• **What you are asked to do**: The data below needs to be returned exactly, line for line.

• **Data entries**:
※ ※ ※
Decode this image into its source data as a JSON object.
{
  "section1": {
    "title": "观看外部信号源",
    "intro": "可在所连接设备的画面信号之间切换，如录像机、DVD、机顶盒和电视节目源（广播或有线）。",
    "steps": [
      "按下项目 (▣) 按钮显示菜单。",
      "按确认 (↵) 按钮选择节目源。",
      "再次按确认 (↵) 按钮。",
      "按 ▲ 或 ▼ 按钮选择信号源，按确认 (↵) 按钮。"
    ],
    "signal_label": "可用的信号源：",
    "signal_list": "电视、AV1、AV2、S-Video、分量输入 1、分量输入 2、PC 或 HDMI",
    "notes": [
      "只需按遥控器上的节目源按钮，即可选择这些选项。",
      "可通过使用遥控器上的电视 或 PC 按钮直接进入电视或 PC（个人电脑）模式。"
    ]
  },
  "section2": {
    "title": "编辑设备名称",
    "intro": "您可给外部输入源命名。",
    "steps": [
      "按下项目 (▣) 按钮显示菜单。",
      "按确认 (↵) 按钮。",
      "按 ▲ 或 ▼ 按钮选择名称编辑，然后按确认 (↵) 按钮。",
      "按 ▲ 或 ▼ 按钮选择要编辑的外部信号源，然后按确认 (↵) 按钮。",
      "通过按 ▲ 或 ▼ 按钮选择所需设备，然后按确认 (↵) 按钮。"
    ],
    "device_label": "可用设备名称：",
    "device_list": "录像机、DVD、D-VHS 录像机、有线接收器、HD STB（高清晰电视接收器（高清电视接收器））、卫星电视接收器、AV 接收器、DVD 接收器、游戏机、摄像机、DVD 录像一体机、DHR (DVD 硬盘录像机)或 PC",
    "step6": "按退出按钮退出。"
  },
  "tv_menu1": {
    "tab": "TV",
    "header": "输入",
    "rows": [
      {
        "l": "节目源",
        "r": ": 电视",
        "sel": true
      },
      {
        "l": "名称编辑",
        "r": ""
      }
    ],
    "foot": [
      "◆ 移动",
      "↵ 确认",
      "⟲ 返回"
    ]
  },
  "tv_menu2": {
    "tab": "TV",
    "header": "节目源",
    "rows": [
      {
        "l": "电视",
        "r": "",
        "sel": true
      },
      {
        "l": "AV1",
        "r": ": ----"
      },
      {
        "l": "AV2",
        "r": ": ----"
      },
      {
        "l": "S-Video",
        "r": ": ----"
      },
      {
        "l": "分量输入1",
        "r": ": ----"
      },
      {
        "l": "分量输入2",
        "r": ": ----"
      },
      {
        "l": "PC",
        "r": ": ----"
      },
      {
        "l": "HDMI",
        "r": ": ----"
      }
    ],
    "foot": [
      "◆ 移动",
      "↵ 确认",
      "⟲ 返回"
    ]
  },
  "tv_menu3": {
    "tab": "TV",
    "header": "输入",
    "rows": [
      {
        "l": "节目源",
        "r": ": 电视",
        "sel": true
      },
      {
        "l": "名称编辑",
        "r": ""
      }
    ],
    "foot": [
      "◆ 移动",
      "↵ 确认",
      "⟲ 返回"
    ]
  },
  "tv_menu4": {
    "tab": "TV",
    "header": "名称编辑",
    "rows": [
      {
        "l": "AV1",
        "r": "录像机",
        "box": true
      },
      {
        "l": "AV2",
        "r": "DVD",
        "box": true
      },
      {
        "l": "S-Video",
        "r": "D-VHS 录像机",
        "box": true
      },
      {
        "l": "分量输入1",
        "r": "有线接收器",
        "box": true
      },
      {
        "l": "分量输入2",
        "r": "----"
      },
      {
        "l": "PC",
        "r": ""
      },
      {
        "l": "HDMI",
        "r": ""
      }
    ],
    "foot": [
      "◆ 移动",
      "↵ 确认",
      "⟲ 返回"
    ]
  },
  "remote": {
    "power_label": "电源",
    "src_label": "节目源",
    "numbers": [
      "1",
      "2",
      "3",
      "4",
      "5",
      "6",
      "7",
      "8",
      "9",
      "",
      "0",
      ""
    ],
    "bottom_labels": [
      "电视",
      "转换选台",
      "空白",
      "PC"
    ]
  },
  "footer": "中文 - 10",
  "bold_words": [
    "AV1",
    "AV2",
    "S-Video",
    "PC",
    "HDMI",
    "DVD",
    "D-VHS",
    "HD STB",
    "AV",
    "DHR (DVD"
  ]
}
※ ※ ※
• **In response**:
Decode this image into its source data as a JSON object.
{
  "section1": {
    "title": "观看外部信号源",
    "intro": "可在所连接设备的画面信号之间切换，如录像机、DVD、机顶盒和电视节目源（广播或有线）。",
    "steps": [
      "按下项目 (▣) 按钮显示菜单。",
      "按确认 (↵) 按钮选择节目源。",
      "再次按确认 (↵) 按钮。",
      "按 ▲ 或 ▼ 按钮选择信号源，按确认 (↵) 按钮。"
    ],
    "signal_label": "可用的信号源：",
    "signal_list": "电视、AV1、AV2、S-Video、分量输入 1、分量输入 2、PC 或 HDMI",
    "notes": [
      "只需按遥控器上的节目源按钮，即可选择这些选项。",
      "可通过使用遥控器上的电视 或 PC 按钮直接进入电视或 PC（个人电脑）模式。"
    ]
  },
  "section2": {
    "title": "编辑设备名称",
    "intro": "您可给外部输入源命名。",
    "steps": [
      "按下项目 (▣) 按钮显示菜单。",
      "按确认 (↵) 按钮。",
      "按 ▲ 或 ▼ 按钮选择名称编辑，然后按确认 (↵) 按钮。",
      "按 ▲ 或 ▼ 按钮选择要编辑的外部信号源，然后按确认 (↵) 按钮。",
      "通过按 ▲ 或 ▼ 按钮选择所需设备，然后按确认 (↵) 按钮。"
    ],
    "device_label": "可用设备名称：",
    "device_list": "录像机、DVD、D-VHS 录像机、有线接收器、HD STB（高清晰电视接收器（高清电视接收器））、卫星电视接收器、AV 接收器、DVD 接收器、游戏机、摄像机、DVD 录像一体机、DHR (DVD 硬盘录像机)或 PC",
    "step6": "按退出按钮退出。"
  },
  "tv_menu1": {
    "tab": "TV",
    "header": "输入",
    "rows": [
      {
        "l": "节目源",
        "r": ": 电视",
        "sel": true
      },
      {
        "l": "名称编辑",
        "r": ""
      }
    ],
    "foot": [
      "◆ 移动",
      "↵ 确认",
      "⟲ 返回"
    ]
  },
  "tv_menu2": {
    "tab": "TV",
    "header": "节目源",
    "rows": [
      {
        "l": "电视",
        "r": "",
        "sel": true
      },
      {
        "l": "AV1",
        "r": ": ----"
      },
      {
        "l": "AV2",
        "r": ": ----"
      },
      {
        "l": "S-Video",
        "r": ": ----"
      },
      {
        "l": "分量输入1",
        "r": ": ----"
      },
      {
        "l": "分量输入2",
        "r": ": ----"
      },
      {
        "l": "PC",
        "r": ": ----"
      },
      {
        "l": "HDMI",
        "r": ": ----"
      }
    ],
    "foot": [
      "◆ 移动",
      "↵ 确认",
      "⟲ 返回"
    ]
  },
  "tv_menu3": {
    "tab": "TV",
    "header": "输入",
    "rows": [
      {
        "l": "节目源",
        "r": ": 电视",
        "sel": true
      },
      {
        "l": "名称编辑",
        "r": ""
      }
    ],
    "foot": [
      "◆ 移动",
      "↵ 确认",
      "⟲ 返回"
    ]
  },
  "tv_menu4": {
    "tab": "TV",
    "header": "名称编辑",
    "rows": [
      {
        "l": "AV1",
        "r": "录像机",
        "box": true
      },
      {
        "l": "AV2",
        "r": "DVD",
        "box": true
      },
      {
        "l": "S-Video",
        "r": "D-VHS 录像机",
        "box": true
      },
      {
        "l": "分量输入1",
        "r": "有线接收器",
        "box": true
      },
      {
        "l": "分量输入2",
        "r": "----"
      },
      {
        "l": "PC",
        "r": ""
      },
      {
        "l": "HDMI",
        "r": ""
      }
    ],
    "foot": [
      "◆ 移动",
      "↵ 确认",
      "⟲ 返回"
    ]
  },
  "remote": {
    "power_label": "电源",
    "src_label": "节目源",
    "numbers": [
      "1",
      "2",
      "3",
      "4",
      "5",
      "6",
      "7",
      "8",
      "9",
      "",
      "0",
      ""
    ],
    "bottom_labels": [
      "电视",
      "转换选台",
      "空白",
      "PC"
    ]
  },
  "footer": "中文 - 10",
  "bold_words": [
    "AV1",
    "AV2",
    "S-Video",
    "PC",
    "HDMI",
    "DVD",
    "D-VHS",
    "HD STB",
    "AV",
    "DHR (DVD"
  ]
}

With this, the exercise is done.